━━━━━ DOCUMENT EXTRACT

NEWS

Post-Practice Quote Sheet: Jim Schwartz, 08-02-10

Posted Aug 2, 2010

LIONS HEAD COACH JIM SCHWARTZ

On T Jon Jansen and T Gosder Cherilus taking reps with the first team
“Any time you try to read anything into a rotation in training camp, you’re probably reading a little too much. There is a lot of stuff done from a competition standpoint. Other stuff is done from a rest standpoint or someone may have a small nagging injury that you want to try and limit his reps. They’re just out there practicing, but you want to try and foster as much competition as we can. I said before, we don’t have an official depth chart, it’s not posted anywhere. I don’t have one in my office. We don’t have an official depth chart. Some of our positions are more settled than others. It doesn’t take a genius to see who our starting quarterback is going to be and some other of our positions. But, we want to try and foster as much competition as we can and when you’re in a situation where you have to compete everyday as well as a situation where you have to earn your job, I think that’s the best situation in the National Football League. “
On any standouts in camp on the third day
“I don’t know. I think all the players are working hard. I think we practiced better today than we did yesterday afternoon. Yesterday afternoon was the first time in pads. I try to temper getting to high and getting too low. We’re practicing. It’s not what you do in one day, it’s your whole body of work through training camp and things like that. Let me just reserve some judgment on that or comment on that until later in camp when we start building up a lot of practice. It’s one thing to have one good practice and it’s another thing to go and do it again and again and again.”

━━━━━━━━━━
━━━━━ EXCERPTED DATA

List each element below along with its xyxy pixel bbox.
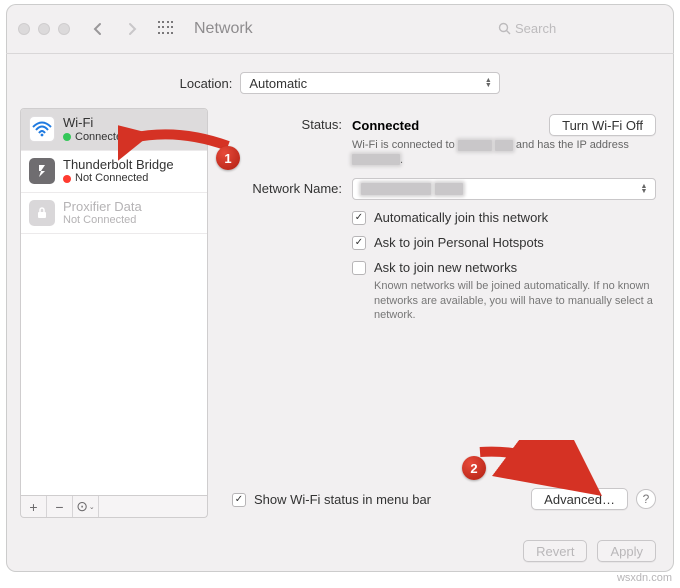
updown-icon: ▲▼ — [481, 76, 495, 90]
advanced-button[interactable]: Advanced… — [531, 488, 628, 510]
auto-join-label: Automatically join this network — [374, 210, 548, 225]
help-button[interactable]: ? — [636, 489, 656, 509]
apply-button[interactable]: Apply — [597, 540, 656, 562]
service-status: Not Connected — [63, 172, 174, 185]
window-controls — [18, 23, 70, 35]
grid-icon — [158, 21, 174, 37]
service-item-thunderbolt[interactable]: Thunderbolt Bridge Not Connected — [21, 151, 207, 193]
service-status: Not Connected — [63, 214, 142, 227]
service-name: Wi-Fi — [63, 115, 128, 131]
status-dot-icon — [63, 133, 71, 141]
ask-hotspot-checkbox-row[interactable]: Ask to join Personal Hotspots — [352, 235, 656, 250]
window-title: Network — [194, 20, 253, 38]
location-row: Location: Automatic ▲▼ — [6, 54, 674, 108]
service-list-footer: + − ⊙⌄ — [20, 496, 208, 518]
window-footer: Revert Apply — [6, 530, 674, 572]
status-label: Status: — [222, 114, 342, 132]
search-icon — [498, 22, 511, 35]
forward-button[interactable] — [120, 17, 144, 41]
preferences-window: Network Search Location: Automatic ▲▼ Wi — [6, 4, 674, 572]
service-item-proxifier[interactable]: Proxifier Data Not Connected — [21, 193, 207, 235]
titlebar: Network Search — [6, 4, 674, 54]
service-name: Proxifier Data — [63, 199, 142, 215]
watermark: wsxdn.com — [617, 572, 672, 584]
status-value: Connected — [352, 118, 419, 133]
thunderbolt-icon — [29, 158, 55, 184]
checkbox-group: Automatically join this network Ask to j… — [352, 210, 656, 324]
ask-new-label: Ask to join new networks — [374, 260, 656, 275]
updown-icon: ▲▼ — [637, 182, 651, 196]
checkbox-icon — [352, 236, 366, 250]
ask-new-hint: Known networks will be joined automatica… — [374, 279, 656, 324]
ask-hotspot-label: Ask to join Personal Hotspots — [374, 235, 544, 250]
status-description: Wi-Fi is connected to and has the IP add… — [352, 138, 656, 168]
network-name-label: Network Name: — [222, 178, 342, 196]
wifi-icon — [29, 116, 55, 142]
network-name-select[interactable]: ▲▼ — [352, 178, 656, 200]
close-window-button[interactable] — [18, 23, 30, 35]
chevron-right-icon — [127, 22, 137, 36]
auto-join-checkbox-row[interactable]: Automatically join this network — [352, 210, 656, 225]
network-name-row: Network Name: ▲▼ — [222, 178, 656, 200]
service-status: Connected — [63, 131, 128, 144]
show-status-label: Show Wi-Fi status in menu bar — [254, 492, 431, 507]
status-dot-icon — [63, 175, 71, 183]
body: Wi-Fi Connected Thunderbolt Bridge — [6, 108, 674, 528]
detail-bottom-bar: Show Wi-Fi status in menu bar Advanced… … — [222, 484, 656, 518]
detail-pane: Status: Connected Turn Wi-Fi Off Wi-Fi i… — [218, 108, 660, 518]
back-button[interactable] — [86, 17, 110, 41]
zoom-window-button[interactable] — [58, 23, 70, 35]
status-row: Status: Connected Turn Wi-Fi Off Wi-Fi i… — [222, 114, 656, 168]
service-item-wifi[interactable]: Wi-Fi Connected — [21, 109, 207, 151]
chevron-left-icon — [93, 22, 103, 36]
search-field[interactable]: Search — [492, 17, 662, 41]
location-value: Automatic — [249, 76, 307, 91]
checkbox-icon — [232, 493, 246, 507]
checkbox-icon — [352, 261, 366, 275]
revert-button[interactable]: Revert — [523, 540, 587, 562]
show-status-checkbox-row[interactable]: Show Wi-Fi status in menu bar — [232, 492, 431, 507]
add-service-button[interactable]: + — [21, 496, 47, 517]
sidebar: Wi-Fi Connected Thunderbolt Bridge — [20, 108, 208, 518]
lock-icon — [29, 200, 55, 226]
service-list: Wi-Fi Connected Thunderbolt Bridge — [20, 108, 208, 496]
turn-wifi-off-button[interactable]: Turn Wi-Fi Off — [549, 114, 656, 136]
checkbox-icon — [352, 211, 366, 225]
service-actions-button[interactable]: ⊙⌄ — [73, 496, 99, 517]
service-name: Thunderbolt Bridge — [63, 157, 174, 173]
remove-service-button[interactable]: − — [47, 496, 73, 517]
location-label: Location: — [180, 76, 233, 91]
show-all-button[interactable] — [154, 17, 178, 41]
location-select[interactable]: Automatic ▲▼ — [240, 72, 500, 94]
search-placeholder: Search — [515, 21, 556, 36]
ask-new-checkbox-row[interactable]: Ask to join new networks Known networks … — [352, 260, 656, 324]
minimize-window-button[interactable] — [38, 23, 50, 35]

━━━━━━━━━━

### WHAT TO DO
Please copy out the full Jim Schwartz quote sheet, keeping every word and line unchanged.

### SOLUTION TO THE EXERCISE
NEWS

Post-Practice Quote Sheet: Jim Schwartz, 08-02-10

Posted Aug 2, 2010

LIONS HEAD COACH JIM SCHWARTZ

On T Jon Jansen and T Gosder Cherilus taking reps with the first team
“Any time you try to read anything into a rotation in training camp, you’re probably reading a little too much. There is a lot of stuff done from a competition standpoint. Other stuff is done from a rest standpoint or someone may have a small nagging injury that you want to try and limit his reps. They’re just out there practicing, but you want to try and foster as much competition as we can. I said before, we don’t have an official depth chart, it’s not posted anywhere. I don’t have one in my office. We don’t have an official depth chart. Some of our positions are more settled than others. It doesn’t take a genius to see who our starting quarterback is going to be and some other of our positions. But, we want to try and foster as much competition as we can and when you’re in a situation where you have to compete everyday as well as a situation where you have to earn your job, I think that’s the best situation in the National Football League. “
On any standouts in camp on the third day
“I don’t know. I think all the players are working hard. I think we practiced better today than we did yesterday afternoon. Yesterday afternoon was the first time in pads. I try to temper getting to high and getting too low. We’re practicing. It’s not what you do in one day, it’s your whole body of work through training camp and things like that. Let me just reserve some judgment on that or comment on that until later in camp when we start building up a lot of practice. It’s one thing to have one good practice and it’s another thing to go and do it again and again and again.”